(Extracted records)
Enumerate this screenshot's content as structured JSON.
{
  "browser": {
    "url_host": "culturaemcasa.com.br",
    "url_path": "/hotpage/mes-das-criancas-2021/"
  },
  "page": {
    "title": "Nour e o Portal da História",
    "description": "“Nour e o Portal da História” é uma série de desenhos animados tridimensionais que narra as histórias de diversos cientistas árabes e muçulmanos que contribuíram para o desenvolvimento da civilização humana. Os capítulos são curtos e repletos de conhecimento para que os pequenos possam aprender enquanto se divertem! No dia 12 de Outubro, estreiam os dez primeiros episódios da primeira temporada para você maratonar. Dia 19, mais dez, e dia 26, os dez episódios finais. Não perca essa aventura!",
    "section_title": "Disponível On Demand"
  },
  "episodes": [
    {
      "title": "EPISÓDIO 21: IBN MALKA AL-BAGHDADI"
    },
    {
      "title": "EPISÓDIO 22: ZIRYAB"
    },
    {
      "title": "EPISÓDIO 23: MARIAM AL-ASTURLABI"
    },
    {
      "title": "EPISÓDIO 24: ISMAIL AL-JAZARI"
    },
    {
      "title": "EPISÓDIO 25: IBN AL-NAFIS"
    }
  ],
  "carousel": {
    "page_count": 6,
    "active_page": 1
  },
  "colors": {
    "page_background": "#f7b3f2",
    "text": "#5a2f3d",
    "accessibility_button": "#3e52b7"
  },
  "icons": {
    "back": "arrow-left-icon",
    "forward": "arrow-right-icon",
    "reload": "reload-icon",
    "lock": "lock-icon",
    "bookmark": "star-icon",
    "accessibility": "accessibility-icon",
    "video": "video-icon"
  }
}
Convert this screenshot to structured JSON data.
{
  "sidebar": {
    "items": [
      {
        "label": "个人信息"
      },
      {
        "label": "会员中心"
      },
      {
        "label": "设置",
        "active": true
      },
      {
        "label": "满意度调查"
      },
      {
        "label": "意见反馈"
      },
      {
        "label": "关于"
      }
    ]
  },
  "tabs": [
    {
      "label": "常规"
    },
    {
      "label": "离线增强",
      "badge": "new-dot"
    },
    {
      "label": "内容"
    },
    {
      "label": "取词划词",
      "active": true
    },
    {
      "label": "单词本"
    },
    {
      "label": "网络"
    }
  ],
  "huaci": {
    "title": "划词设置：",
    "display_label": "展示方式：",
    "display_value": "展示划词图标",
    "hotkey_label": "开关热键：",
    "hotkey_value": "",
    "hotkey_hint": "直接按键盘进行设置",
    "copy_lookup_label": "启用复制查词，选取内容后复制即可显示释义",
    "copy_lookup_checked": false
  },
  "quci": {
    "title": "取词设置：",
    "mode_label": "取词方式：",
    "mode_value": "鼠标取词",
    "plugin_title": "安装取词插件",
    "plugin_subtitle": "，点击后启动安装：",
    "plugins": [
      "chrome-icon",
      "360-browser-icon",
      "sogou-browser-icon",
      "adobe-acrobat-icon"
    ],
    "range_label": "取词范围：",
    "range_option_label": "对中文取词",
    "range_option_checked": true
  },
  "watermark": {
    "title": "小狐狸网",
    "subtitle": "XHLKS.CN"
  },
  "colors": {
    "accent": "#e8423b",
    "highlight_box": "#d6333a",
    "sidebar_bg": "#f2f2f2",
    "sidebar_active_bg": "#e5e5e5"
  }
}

(Short task)
Search the records for the string "structured" and return every line in which it occurs.

(Answer below)
Enumerate this screenshot's content as structured JSON.
Convert this screenshot to structured JSON data.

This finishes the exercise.